■ **What is expected**:
Print every entry word for word, but omit the pictures.

■ **Extracted material**:
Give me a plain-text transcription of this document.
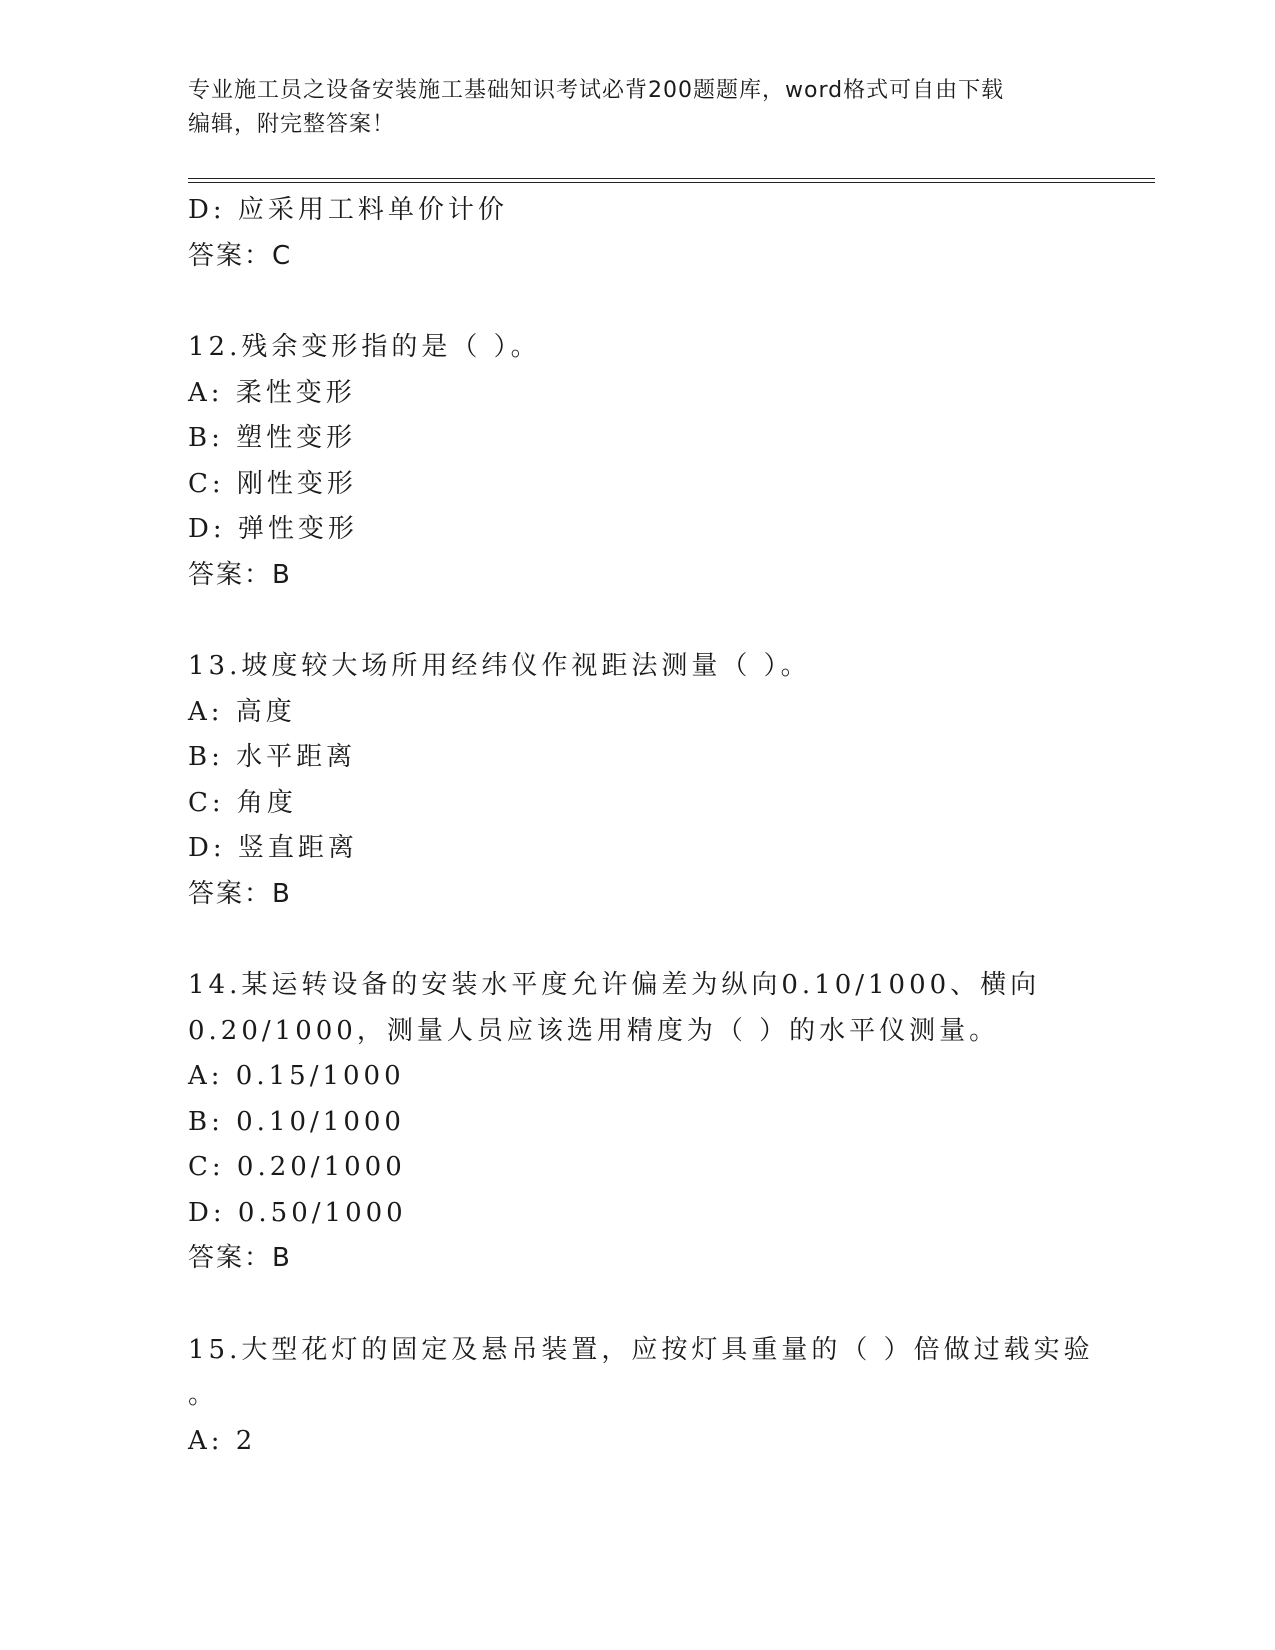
专业施工员之设备安装施工基础知识考试必背200题题库，word格式可自由下载
编辑，附完整答案！
D: 应采用工料单价计价
答案：C
12.残余变形指的是（ ）。
A: 柔性变形
B: 塑性变形
C: 刚性变形
D: 弹性变形
答案：B
13.坡度较大场所用经纬仪作视距法测量（ ）。
A: 高度
B: 水平距离
C: 角度
D: 竖直距离
答案：B
14.某运转设备的安装水平度允许偏差为纵向0.10/1000、横向
0.20/1000，测量人员应该选用精度为（ ）的水平仪测量。
A: 0.15/1000
B: 0.10/1000
C: 0.20/1000
D: 0.50/1000
答案：B
15.大型花灯的固定及悬吊装置，应按灯具重量的（ ）倍做过载实验
。
A: 2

■ **Correct answer**:
Give me a plain-text transcription of this document.
专业施工员之设备安装施工基础知识考试必背200题题库，word格式可自由下载
编辑，附完整答案！
D: 应采用工料单价计价
答案：C
12.残余变形指的是（ ）。
A: 柔性变形
B: 塑性变形
C: 刚性变形
D: 弹性变形
答案：B
13.坡度较大场所用经纬仪作视距法测量（ ）。
A: 高度
B: 水平距离
C: 角度
D: 竖直距离
答案：B
14.某运转设备的安装水平度允许偏差为纵向0.10/1000、横向
0.20/1000，测量人员应该选用精度为（ ）的水平仪测量。
A: 0.15/1000
B: 0.10/1000
C: 0.20/1000
D: 0.50/1000
答案：B
15.大型花灯的固定及悬吊装置，应按灯具重量的（ ）倍做过载实验
。
A: 2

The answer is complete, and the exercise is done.